• GOAL OF THE EXERCISE:
Your task is to repeat the entries exactly. Leave the pictures out.

------

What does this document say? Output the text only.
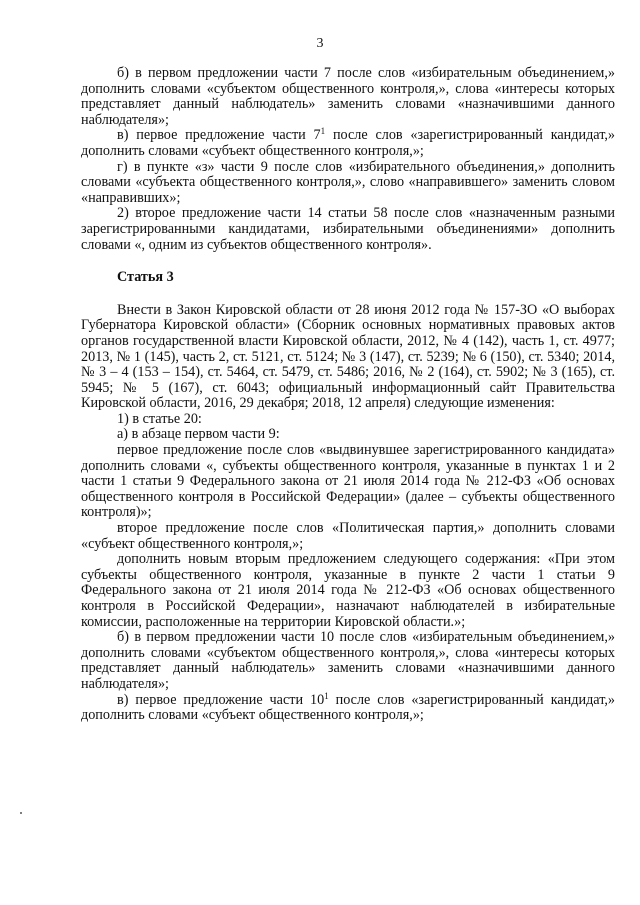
3

б) в первом предложении части 7 после слов «избирательным объединением,» дополнить словами «субъектом общественного контроля,», слова «интересы которых представляет данный наблюдатель» заменить словами «назначившими данного наблюдателя»;

в) первое предложение части $7^1$ после слов «зарегистрированный кандидат,» дополнить словами «субъект общественного контроля,»;

г) в пункте «з» части 9 после слов «избирательного объединения,» дополнить словами «субъекта общественного контроля,», слово «направившего» заменить словом «направивших»;

2) второе предложение части 14 статьи 58 после слов «назначенным разными зарегистрированными кандидатами, избирательными объединениями» дополнить словами «, одним из субъектов общественного контроля».

Статья 3

Внести в Закон Кировской области от 28 июня 2012 года № 157-ЗО «О выборах Губернатора Кировской области» (Сборник основных нормативных правовых актов органов государственной власти Кировской области, 2012, № 4 (142), часть 1, ст. 4977; 2013, № 1 (145), часть 2, ст. 5121, ст. 5124; № 3 (147), ст. 5239; № 6 (150), ст. 5340; 2014, № 3 – 4 (153 – 154), ст. 5464, ст. 5479, ст. 5486; 2016, № 2 (164), ст. 5902; № 3 (165), ст. 5945; № 5 (167), ст. 6043; официальный информационный сайт Правительства Кировской области, 2016, 29 декабря; 2018, 12 апреля) следующие изменения:

1) в статье 20:

а) в абзаце первом части 9:

первое предложение после слов «выдвинувшее зарегистрированного кандидата» дополнить словами «, субъекты общественного контроля, указанные в пунктах 1 и 2 части 1 статьи 9 Федерального закона от 21 июля 2014 года № 212-ФЗ «Об основах общественного контроля в Российской Федерации» (далее – субъекты общественного контроля)»;

второе предложение после слов «Политическая партия,» дополнить словами «субъект общественного контроля,»;

дополнить новым вторым предложением следующего содержания: «При этом субъекты общественного контроля, указанные в пункте 2 части 1 статьи 9 Федерального закона от 21 июля 2014 года № 212-ФЗ «Об основах общественного контроля в Российской Федерации», назначают наблюдателей в избирательные комиссии, расположенные на территории Кировской области.»;

б) в первом предложении части 10 после слов «избирательным объединением,» дополнить словами «субъектом общественного контроля,», слова «интересы которых представляет данный наблюдатель» заменить словами «назначившими данного наблюдателя»;

в) первое предложение части $10^1$ после слов «зарегистрированный кандидат,» дополнить словами «субъект общественного контроля,»;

------

• REPLY TO THE TASK:
What does this document say? Output the text only.
3

б) в первом предложении части 7 после слов «избирательным объединением,» дополнить словами «субъектом общественного контроля,», слова «интересы которых представляет данный наблюдатель» заменить словами «назначившими данного наблюдателя»;

в) первое предложение части $7^1$ после слов «зарегистрированный кандидат,» дополнить словами «субъект общественного контроля,»;

г) в пункте «з» части 9 после слов «избирательного объединения,» дополнить словами «субъекта общественного контроля,», слово «направившего» заменить словом «направивших»;

2) второе предложение части 14 статьи 58 после слов «назначенным разными зарегистрированными кандидатами, избирательными объединениями» дополнить словами «, одним из субъектов общественного контроля».

Статья 3

Внести в Закон Кировской области от 28 июня 2012 года № 157-ЗО «О выборах Губернатора Кировской области» (Сборник основных нормативных правовых актов органов государственной власти Кировской области, 2012, № 4 (142), часть 1, ст. 4977; 2013, № 1 (145), часть 2, ст. 5121, ст. 5124; № 3 (147), ст. 5239; № 6 (150), ст. 5340; 2014, № 3 – 4 (153 – 154), ст. 5464, ст. 5479, ст. 5486; 2016, № 2 (164), ст. 5902; № 3 (165), ст. 5945; № 5 (167), ст. 6043; официальный информационный сайт Правительства Кировской области, 2016, 29 декабря; 2018, 12 апреля) следующие изменения:

1) в статье 20:

а) в абзаце первом части 9:

первое предложение после слов «выдвинувшее зарегистрированного кандидата» дополнить словами «, субъекты общественного контроля, указанные в пунктах 1 и 2 части 1 статьи 9 Федерального закона от 21 июля 2014 года № 212-ФЗ «Об основах общественного контроля в Российской Федерации» (далее – субъекты общественного контроля)»;

второе предложение после слов «Политическая партия,» дополнить словами «субъект общественного контроля,»;

дополнить новым вторым предложением следующего содержания: «При этом субъекты общественного контроля, указанные в пункте 2 части 1 статьи 9 Федерального закона от 21 июля 2014 года № 212-ФЗ «Об основах общественного контроля в Российской Федерации», назначают наблюдателей в избирательные комиссии, расположенные на территории Кировской области.»;

б) в первом предложении части 10 после слов «избирательным объединением,» дополнить словами «субъектом общественного контроля,», слова «интересы которых представляет данный наблюдатель» заменить словами «назначившими данного наблюдателя»;

в) первое предложение части $10^1$ после слов «зарегистрированный кандидат,» дополнить словами «субъект общественного контроля,»;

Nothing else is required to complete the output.